YOUR INSTRUCTIONS » Repeat exactly the lines beginning at the one that contains "Extract all the data from this chart as JSON." and running to the end of the material. Omit the pictures.

Figure data in JSON »
-=-=-=-=-

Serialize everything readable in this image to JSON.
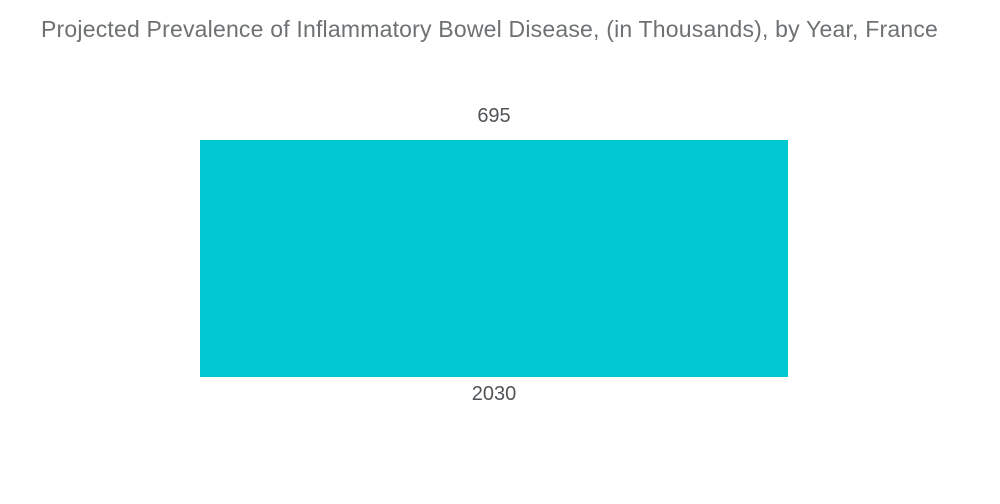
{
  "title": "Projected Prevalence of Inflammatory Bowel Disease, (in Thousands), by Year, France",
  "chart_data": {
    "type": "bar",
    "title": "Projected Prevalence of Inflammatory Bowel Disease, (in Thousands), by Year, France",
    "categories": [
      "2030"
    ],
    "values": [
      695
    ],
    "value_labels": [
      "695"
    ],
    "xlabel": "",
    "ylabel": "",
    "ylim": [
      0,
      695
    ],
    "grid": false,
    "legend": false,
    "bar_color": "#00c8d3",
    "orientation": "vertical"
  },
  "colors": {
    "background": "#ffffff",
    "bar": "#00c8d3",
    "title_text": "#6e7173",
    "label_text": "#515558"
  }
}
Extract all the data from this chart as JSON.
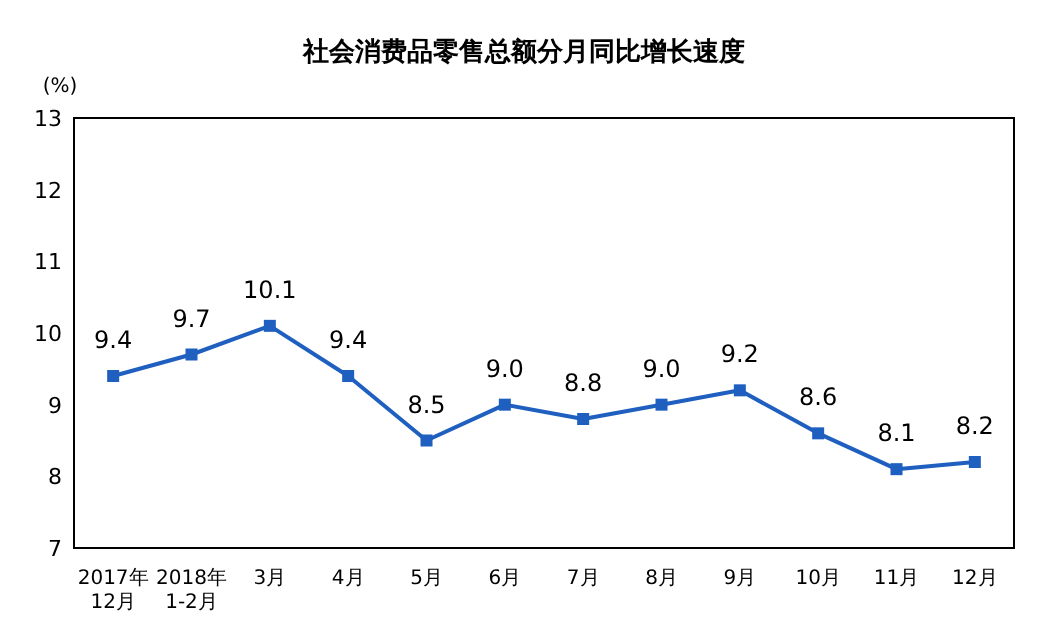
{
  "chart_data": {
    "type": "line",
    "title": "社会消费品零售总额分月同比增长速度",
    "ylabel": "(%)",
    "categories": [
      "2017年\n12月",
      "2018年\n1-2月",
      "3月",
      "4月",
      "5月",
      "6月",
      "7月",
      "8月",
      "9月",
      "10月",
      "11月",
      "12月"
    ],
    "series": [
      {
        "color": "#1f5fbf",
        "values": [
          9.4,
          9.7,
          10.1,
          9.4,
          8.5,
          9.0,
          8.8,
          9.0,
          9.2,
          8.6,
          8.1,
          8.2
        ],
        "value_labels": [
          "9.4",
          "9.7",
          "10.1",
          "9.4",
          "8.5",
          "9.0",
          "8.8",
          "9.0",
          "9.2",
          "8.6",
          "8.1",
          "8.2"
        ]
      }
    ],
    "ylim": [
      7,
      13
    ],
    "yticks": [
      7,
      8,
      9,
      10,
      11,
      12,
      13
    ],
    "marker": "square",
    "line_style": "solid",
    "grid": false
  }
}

-=-=-=-=-

ANSWER TO THIS PROBLEM »
Extract all the data from this chart as JSON.
{
  "chart_data": {
    "type": "line",
    "title": "社会消费品零售总额分月同比增长速度",
    "ylabel": "(%)",
    "categories": [
      "2017年\n12月",
      "2018年\n1-2月",
      "3月",
      "4月",
      "5月",
      "6月",
      "7月",
      "8月",
      "9月",
      "10月",
      "11月",
      "12月"
    ],
    "series": [
      {
        "color": "#1f5fbf",
        "values": [
          9.4,
          9.7,
          10.1,
          9.4,
          8.5,
          9.0,
          8.8,
          9.0,
          9.2,
          8.6,
          8.1,
          8.2
        ],
        "value_labels": [
          "9.4",
          "9.7",
          "10.1",
          "9.4",
          "8.5",
          "9.0",
          "8.8",
          "9.0",
          "9.2",
          "8.6",
          "8.1",
          "8.2"
        ]
      }
    ],
    "ylim": [
      7,
      13
    ],
    "yticks": [
      7,
      8,
      9,
      10,
      11,
      12,
      13
    ],
    "marker": "square",
    "line_style": "solid",
    "grid": false
  }
}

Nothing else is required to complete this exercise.